▶ What to do
Copy every line of the data in which the word "Energy" occurs.

>>>

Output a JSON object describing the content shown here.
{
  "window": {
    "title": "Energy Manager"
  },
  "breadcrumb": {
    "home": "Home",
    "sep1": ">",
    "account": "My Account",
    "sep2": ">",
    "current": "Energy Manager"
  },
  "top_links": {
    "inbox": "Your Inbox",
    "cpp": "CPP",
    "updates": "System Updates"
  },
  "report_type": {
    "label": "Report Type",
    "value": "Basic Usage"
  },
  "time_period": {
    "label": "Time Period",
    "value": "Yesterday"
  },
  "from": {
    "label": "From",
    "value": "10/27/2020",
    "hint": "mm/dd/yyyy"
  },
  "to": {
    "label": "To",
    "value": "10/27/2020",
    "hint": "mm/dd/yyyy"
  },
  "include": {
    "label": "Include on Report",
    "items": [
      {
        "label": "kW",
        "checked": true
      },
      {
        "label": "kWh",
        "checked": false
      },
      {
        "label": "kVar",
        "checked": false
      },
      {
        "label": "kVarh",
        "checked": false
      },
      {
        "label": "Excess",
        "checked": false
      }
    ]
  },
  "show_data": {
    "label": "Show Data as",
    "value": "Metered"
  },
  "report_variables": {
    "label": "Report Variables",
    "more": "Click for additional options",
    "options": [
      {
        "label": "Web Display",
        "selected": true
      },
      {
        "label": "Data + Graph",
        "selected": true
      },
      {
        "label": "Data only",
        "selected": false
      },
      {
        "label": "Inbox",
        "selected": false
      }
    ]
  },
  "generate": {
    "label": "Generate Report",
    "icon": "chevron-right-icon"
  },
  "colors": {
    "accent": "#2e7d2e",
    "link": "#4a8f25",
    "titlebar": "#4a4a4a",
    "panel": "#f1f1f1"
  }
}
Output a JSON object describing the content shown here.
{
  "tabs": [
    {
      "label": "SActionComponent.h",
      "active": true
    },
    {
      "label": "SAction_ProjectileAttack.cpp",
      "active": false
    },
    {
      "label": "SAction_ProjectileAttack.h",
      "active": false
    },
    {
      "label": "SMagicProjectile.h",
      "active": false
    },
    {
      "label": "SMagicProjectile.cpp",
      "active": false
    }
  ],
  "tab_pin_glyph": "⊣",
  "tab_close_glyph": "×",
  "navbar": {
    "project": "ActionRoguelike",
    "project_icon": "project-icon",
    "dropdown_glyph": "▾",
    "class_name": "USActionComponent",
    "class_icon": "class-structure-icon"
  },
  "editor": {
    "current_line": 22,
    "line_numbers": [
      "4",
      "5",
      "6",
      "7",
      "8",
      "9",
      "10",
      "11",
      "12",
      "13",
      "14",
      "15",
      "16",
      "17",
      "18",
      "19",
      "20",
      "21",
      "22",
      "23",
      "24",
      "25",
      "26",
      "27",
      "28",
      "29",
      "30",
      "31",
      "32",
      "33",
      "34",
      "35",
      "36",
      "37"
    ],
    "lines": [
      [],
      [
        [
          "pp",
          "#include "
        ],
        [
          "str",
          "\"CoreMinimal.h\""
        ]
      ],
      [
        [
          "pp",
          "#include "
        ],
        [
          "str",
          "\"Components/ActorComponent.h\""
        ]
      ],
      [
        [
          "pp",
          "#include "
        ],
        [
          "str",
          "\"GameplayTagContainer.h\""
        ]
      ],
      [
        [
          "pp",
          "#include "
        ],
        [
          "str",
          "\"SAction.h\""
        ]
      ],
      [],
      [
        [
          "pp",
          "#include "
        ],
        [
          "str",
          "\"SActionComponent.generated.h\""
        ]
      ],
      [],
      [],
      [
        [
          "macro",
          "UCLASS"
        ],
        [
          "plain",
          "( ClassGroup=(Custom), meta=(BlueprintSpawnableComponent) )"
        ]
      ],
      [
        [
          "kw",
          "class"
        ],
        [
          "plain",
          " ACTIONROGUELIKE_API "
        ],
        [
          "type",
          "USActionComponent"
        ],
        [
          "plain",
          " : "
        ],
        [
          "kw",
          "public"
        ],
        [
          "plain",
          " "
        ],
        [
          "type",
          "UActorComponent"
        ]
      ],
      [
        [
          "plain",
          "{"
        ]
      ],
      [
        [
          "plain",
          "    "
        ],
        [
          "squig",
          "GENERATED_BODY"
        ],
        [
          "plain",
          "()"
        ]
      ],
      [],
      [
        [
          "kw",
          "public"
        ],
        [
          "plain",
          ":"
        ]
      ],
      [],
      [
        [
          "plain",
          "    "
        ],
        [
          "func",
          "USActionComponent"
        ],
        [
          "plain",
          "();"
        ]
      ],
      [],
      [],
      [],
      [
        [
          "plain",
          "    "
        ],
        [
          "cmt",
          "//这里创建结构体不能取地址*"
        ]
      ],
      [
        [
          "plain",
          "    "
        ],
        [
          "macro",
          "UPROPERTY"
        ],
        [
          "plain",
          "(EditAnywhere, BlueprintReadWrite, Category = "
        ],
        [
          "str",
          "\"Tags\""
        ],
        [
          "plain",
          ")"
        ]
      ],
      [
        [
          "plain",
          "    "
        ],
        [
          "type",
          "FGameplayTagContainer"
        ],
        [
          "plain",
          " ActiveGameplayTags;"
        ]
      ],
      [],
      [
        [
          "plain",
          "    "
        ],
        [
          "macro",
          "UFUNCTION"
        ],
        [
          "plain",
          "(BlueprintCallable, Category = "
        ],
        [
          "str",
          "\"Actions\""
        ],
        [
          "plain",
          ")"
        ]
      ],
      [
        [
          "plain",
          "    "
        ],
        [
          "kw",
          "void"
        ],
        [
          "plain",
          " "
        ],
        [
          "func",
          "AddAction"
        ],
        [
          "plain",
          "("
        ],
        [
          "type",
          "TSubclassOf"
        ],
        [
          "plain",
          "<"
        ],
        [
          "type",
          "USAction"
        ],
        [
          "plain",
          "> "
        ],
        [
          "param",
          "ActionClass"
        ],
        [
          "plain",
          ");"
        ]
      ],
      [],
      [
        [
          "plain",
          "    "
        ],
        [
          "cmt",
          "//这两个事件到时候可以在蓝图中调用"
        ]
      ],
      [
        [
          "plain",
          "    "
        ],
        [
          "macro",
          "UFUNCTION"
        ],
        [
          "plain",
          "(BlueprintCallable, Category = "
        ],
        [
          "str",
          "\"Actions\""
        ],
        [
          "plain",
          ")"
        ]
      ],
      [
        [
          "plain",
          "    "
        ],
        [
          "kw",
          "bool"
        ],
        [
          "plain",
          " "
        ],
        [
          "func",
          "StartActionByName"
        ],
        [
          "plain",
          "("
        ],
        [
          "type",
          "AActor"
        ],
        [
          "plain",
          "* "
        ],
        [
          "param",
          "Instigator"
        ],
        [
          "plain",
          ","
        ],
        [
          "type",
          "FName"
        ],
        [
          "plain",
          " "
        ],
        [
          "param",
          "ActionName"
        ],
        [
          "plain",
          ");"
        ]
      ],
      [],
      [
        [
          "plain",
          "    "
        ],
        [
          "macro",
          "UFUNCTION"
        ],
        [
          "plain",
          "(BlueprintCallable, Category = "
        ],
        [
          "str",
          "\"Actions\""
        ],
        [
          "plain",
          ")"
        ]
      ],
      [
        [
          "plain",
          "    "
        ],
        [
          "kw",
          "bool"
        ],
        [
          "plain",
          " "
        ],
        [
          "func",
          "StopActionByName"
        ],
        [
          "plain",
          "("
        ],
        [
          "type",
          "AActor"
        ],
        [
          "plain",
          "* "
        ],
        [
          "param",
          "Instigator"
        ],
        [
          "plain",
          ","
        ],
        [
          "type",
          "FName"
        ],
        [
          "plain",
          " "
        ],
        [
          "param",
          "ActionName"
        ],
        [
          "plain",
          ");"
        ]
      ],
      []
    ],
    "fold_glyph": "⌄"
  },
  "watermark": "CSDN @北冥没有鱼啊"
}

<<<

▶ Reply
    "title": "Energy Manager"
    "current": "Energy Manager"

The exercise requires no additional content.